--- Dataset records ---
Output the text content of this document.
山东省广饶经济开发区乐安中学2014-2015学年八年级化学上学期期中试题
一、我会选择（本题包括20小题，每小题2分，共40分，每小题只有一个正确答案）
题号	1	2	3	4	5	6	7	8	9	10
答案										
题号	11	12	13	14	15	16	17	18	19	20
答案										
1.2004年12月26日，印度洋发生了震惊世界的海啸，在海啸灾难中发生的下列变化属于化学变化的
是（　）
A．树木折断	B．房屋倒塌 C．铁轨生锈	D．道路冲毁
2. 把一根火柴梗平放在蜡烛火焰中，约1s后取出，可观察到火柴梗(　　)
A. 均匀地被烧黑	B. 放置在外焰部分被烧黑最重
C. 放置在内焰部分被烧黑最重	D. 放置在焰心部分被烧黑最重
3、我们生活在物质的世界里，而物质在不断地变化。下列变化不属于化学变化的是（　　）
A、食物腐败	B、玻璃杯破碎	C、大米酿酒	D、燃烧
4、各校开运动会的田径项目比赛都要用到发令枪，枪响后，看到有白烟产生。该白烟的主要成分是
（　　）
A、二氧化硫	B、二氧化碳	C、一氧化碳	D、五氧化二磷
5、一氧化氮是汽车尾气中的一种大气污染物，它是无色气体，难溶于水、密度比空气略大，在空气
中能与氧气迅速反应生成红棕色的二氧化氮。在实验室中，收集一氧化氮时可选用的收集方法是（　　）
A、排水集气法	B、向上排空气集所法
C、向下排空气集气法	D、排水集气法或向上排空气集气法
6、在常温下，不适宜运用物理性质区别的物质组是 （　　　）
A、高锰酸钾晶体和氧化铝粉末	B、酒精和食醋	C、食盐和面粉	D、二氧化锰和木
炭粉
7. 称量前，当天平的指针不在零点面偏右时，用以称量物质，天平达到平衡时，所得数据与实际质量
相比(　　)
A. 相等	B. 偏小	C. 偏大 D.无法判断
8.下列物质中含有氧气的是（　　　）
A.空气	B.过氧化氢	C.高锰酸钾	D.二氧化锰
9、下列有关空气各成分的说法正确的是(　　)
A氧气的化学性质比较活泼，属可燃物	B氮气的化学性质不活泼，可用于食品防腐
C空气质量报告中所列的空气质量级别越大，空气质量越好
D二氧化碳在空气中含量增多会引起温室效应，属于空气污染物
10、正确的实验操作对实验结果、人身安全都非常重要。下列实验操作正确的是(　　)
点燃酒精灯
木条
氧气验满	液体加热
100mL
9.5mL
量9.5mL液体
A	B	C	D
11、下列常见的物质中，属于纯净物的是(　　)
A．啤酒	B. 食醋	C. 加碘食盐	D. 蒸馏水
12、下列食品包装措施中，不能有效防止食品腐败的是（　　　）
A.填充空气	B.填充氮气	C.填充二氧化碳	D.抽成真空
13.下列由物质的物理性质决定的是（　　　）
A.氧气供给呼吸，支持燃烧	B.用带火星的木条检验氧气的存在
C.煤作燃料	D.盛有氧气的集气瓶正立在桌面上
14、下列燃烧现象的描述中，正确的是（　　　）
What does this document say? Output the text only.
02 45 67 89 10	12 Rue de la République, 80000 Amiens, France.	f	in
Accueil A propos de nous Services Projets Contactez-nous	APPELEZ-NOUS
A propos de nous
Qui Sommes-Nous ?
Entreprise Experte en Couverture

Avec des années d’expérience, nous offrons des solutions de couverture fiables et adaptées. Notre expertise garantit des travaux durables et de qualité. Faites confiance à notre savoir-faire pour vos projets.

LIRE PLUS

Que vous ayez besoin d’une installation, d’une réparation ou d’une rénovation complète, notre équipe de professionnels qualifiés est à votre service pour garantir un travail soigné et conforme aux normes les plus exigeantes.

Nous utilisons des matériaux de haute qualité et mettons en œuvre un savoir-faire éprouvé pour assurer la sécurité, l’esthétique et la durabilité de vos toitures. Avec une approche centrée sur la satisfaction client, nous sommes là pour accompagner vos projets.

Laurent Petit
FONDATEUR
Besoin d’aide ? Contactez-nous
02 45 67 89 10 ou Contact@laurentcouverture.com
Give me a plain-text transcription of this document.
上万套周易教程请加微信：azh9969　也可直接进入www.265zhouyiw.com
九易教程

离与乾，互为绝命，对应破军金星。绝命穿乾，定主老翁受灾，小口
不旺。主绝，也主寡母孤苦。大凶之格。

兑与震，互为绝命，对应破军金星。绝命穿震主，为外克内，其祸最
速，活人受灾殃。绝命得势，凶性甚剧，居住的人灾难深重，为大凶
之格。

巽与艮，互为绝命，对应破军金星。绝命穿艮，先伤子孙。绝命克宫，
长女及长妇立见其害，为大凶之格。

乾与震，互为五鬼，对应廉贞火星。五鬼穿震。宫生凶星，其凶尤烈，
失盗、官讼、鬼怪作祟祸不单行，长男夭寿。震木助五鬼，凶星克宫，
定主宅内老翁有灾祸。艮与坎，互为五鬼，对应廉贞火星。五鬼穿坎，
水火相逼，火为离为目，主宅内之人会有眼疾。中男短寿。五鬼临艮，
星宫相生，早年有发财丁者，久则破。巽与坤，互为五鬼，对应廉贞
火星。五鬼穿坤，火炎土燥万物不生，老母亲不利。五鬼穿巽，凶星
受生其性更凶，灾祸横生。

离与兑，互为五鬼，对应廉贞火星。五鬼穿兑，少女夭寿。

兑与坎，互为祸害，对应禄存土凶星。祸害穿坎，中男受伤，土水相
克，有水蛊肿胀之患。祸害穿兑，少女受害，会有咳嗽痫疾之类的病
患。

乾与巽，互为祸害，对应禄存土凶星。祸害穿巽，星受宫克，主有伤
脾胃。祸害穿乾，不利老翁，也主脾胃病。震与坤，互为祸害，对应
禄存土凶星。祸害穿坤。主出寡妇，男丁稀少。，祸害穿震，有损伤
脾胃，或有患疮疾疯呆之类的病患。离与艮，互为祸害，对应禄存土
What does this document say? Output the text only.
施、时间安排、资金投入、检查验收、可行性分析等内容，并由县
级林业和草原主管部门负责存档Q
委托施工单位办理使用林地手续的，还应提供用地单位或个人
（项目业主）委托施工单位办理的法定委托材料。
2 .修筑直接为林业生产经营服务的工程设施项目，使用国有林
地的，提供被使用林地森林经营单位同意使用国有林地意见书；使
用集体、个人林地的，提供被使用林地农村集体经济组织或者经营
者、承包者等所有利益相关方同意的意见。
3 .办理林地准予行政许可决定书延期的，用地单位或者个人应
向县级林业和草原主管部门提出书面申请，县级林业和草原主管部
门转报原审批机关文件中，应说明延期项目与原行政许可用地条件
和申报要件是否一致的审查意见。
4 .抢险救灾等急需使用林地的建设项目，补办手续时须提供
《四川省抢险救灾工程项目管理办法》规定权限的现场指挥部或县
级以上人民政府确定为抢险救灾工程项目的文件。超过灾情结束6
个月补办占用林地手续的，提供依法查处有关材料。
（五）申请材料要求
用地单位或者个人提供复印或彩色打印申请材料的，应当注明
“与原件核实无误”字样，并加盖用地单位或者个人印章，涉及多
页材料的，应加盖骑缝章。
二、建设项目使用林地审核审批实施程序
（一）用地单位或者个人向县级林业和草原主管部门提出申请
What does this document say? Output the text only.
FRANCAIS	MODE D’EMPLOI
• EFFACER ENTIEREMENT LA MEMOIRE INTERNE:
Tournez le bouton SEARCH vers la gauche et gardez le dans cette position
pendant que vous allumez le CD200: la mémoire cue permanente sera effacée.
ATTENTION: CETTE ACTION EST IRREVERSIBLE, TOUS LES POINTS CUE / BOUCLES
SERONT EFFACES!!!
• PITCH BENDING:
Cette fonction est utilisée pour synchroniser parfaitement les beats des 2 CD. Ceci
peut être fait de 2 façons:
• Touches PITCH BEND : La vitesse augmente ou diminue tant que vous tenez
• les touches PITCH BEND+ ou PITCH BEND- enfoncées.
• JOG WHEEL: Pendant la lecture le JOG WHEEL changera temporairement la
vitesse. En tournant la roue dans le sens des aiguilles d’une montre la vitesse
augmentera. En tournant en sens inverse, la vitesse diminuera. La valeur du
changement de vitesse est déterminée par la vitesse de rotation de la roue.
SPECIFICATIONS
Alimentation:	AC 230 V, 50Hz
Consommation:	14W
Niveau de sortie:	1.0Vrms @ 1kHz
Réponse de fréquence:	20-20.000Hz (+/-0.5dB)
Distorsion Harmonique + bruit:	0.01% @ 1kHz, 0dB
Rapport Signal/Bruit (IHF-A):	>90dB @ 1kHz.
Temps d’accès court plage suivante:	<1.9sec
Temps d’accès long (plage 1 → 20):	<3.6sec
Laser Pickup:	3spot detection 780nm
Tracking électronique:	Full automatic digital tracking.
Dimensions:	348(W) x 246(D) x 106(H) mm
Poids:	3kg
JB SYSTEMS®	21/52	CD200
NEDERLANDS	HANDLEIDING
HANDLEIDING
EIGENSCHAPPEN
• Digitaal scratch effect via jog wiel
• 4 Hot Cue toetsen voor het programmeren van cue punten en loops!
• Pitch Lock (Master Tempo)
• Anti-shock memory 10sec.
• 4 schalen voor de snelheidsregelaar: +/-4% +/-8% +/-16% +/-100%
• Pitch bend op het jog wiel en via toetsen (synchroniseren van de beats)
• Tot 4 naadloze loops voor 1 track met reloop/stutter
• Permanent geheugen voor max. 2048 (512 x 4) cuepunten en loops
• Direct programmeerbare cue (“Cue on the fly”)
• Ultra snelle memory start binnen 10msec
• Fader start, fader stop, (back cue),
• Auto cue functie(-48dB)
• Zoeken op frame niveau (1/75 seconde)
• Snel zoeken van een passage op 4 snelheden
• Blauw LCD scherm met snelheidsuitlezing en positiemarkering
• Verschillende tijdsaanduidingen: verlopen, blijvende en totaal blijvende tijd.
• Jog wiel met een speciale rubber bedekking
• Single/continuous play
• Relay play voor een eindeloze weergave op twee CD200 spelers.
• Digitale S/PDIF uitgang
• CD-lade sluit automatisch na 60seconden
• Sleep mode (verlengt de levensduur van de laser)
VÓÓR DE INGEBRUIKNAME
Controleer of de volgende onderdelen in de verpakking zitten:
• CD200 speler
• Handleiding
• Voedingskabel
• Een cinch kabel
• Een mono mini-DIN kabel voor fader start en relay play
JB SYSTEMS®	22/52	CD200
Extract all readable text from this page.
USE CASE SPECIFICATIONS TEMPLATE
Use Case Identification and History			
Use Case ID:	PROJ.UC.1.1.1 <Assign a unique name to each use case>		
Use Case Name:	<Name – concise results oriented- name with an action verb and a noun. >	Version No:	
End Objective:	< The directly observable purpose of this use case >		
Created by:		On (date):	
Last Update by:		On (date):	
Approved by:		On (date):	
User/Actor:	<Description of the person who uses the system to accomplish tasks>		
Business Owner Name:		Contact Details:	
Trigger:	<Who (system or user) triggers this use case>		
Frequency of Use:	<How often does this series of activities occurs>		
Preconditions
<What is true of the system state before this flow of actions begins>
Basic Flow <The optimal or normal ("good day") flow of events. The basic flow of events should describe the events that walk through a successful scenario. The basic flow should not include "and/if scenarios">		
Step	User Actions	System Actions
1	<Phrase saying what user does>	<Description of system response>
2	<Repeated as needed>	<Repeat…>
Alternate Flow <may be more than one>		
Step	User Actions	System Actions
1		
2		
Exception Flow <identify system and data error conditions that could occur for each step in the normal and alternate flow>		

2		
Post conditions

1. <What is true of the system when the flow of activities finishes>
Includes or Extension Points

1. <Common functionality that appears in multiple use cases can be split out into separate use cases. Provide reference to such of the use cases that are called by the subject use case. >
---
**What you should do**
Copy every line above in which the string "Avec" shows up.

**Completed exercise**
Avec des années d’expérience, nous offrons des solutions de couverture fiables et adaptées. Notre expertise garantit des travaux durables et de qualité. Faites confiance à notre savoir-faire pour vos projets.
Nous utilisons des matériaux de haute qualité et mettons en œuvre un savoir-faire éprouvé pour assurer la sécurité, l’esthétique et la durabilité de vos toitures. Avec une approche centrée sur la satisfaction client, nous sommes là pour accompagner vos projets.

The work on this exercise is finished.